• **What to work on**
Write the data below out exactly as it stands. Do not include the pictures.

• **Extracted entries**
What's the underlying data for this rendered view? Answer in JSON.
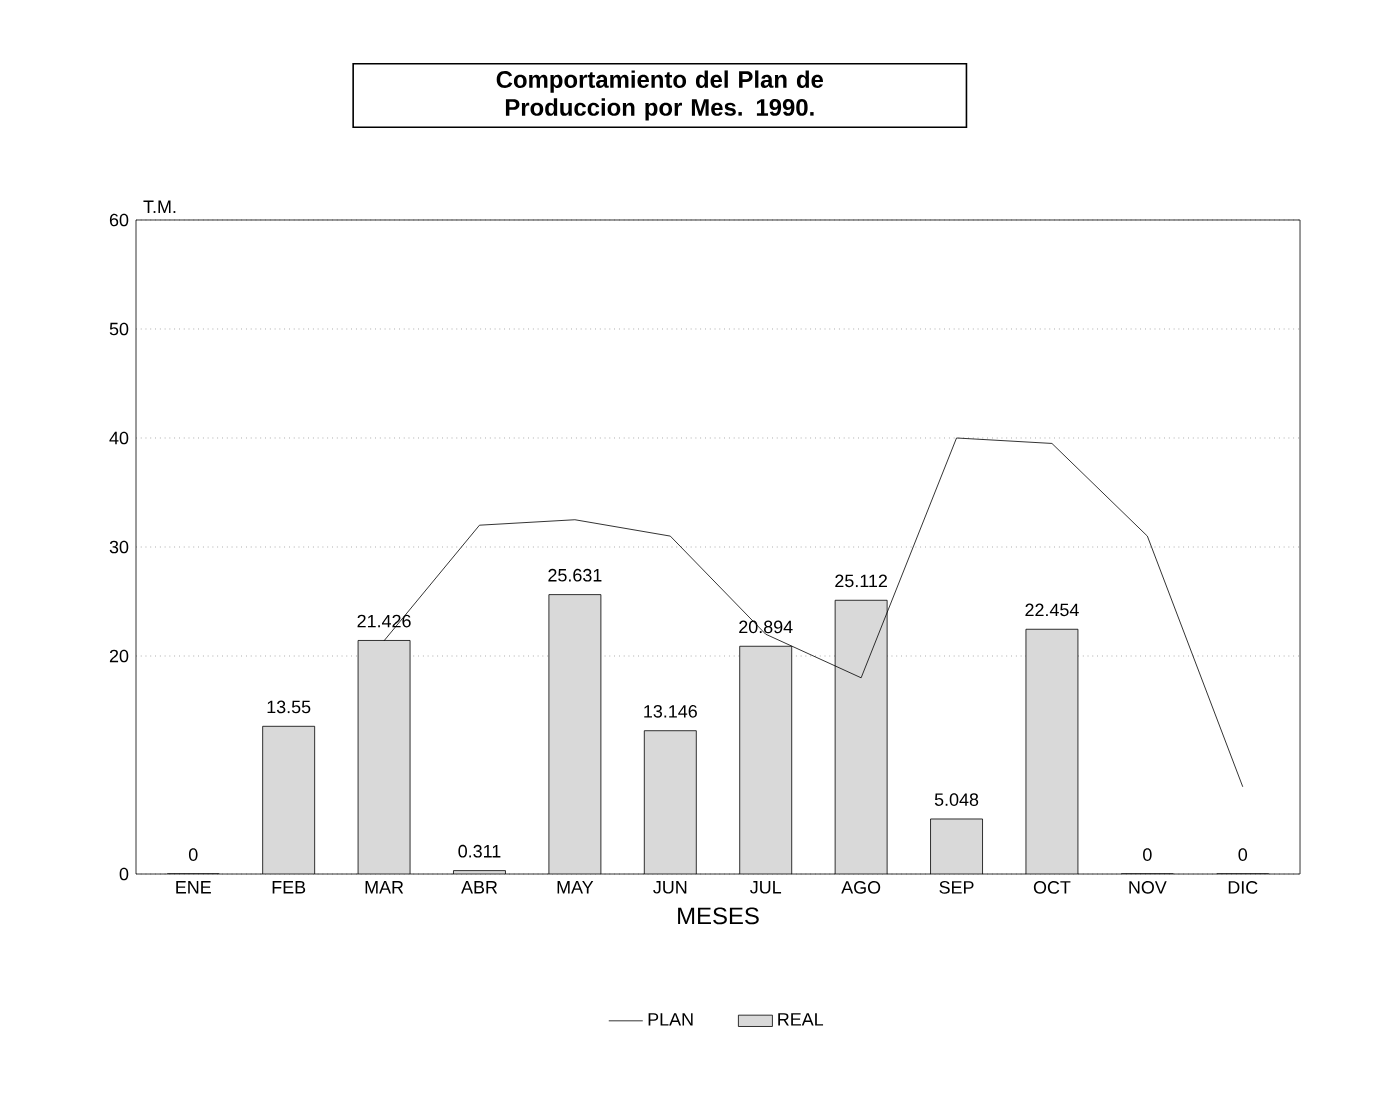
{
  "chart_data": {
    "type": "bar",
    "title": "Comportamiento del Plan de Produccion por Mes. 1990.",
    "xlabel": "MESES",
    "ylabel": "T.M.",
    "categories": [
      "ENE",
      "FEB",
      "MAR",
      "ABR",
      "MAY",
      "JUN",
      "JUL",
      "AGO",
      "SEP",
      "OCT",
      "NOV",
      "DIC"
    ],
    "series": [
      {
        "name": "PLAN",
        "type": "line",
        "color": "#000000",
        "values": [
          null,
          null,
          21.4,
          32,
          32.5,
          31,
          22,
          18,
          40,
          39.5,
          31,
          8
        ]
      },
      {
        "name": "REAL",
        "color": "#d9d9d9",
        "values": [
          0,
          13.55,
          21.426,
          0.311,
          25.631,
          13.146,
          20.894,
          25.112,
          5.048,
          22.454,
          0,
          0
        ],
        "value_labels": [
          "0",
          "13.55",
          "21.426",
          "0.311",
          "25.631",
          "13.146",
          "20.894",
          "25.112",
          "5.048",
          "22.454",
          "0",
          "0"
        ]
      }
    ],
    "ylim": [
      0,
      60
    ],
    "yticks": [
      0,
      20,
      30,
      40,
      50,
      60
    ],
    "grid": "y",
    "legend": "bottom",
    "marker": "none",
    "line_style": "solid"
  }
}
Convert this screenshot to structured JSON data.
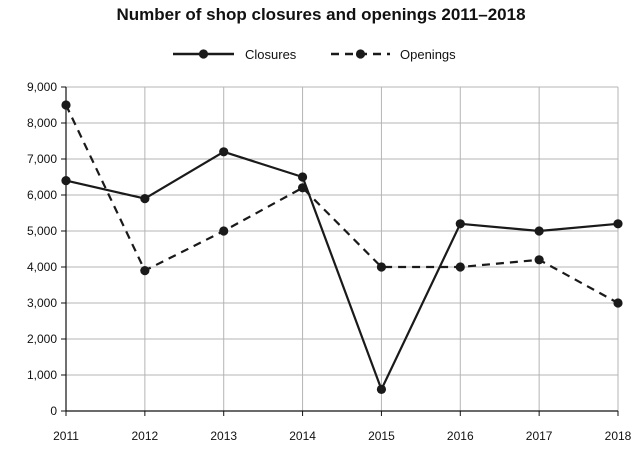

• **Written answer**
What's the underlying data for this rendered view? Answer in JSON.
{
  "chart_data": {
    "type": "bar",
    "title": "Comportamiento del Plan de Produccion por Mes. 1990.",
    "xlabel": "MESES",
    "ylabel": "T.M.",
    "categories": [
      "ENE",
      "FEB",
      "MAR",
      "ABR",
      "MAY",
      "JUN",
      "JUL",
      "AGO",
      "SEP",
      "OCT",
      "NOV",
      "DIC"
    ],
    "series": [
      {
        "name": "PLAN",
        "type": "line",
        "color": "#000000",
        "values": [
          null,
          null,
          21.4,
          32,
          32.5,
          31,
          22,
          18,
          40,
          39.5,
          31,
          8
        ]
      },
      {
        "name": "REAL",
        "color": "#d9d9d9",
        "values": [
          0,
          13.55,
          21.426,
          0.311,
          25.631,
          13.146,
          20.894,
          25.112,
          5.048,
          22.454,
          0,
          0
        ],
        "value_labels": [
          "0",
          "13.55",
          "21.426",
          "0.311",
          "25.631",
          "13.146",
          "20.894",
          "25.112",
          "5.048",
          "22.454",
          "0",
          "0"
        ]
      }
    ],
    "ylim": [
      0,
      60
    ],
    "yticks": [
      0,
      20,
      30,
      40,
      50,
      60
    ],
    "grid": "y",
    "legend": "bottom",
    "marker": "none",
    "line_style": "solid"
  }
}
Convert this screenshot to structured JSON data.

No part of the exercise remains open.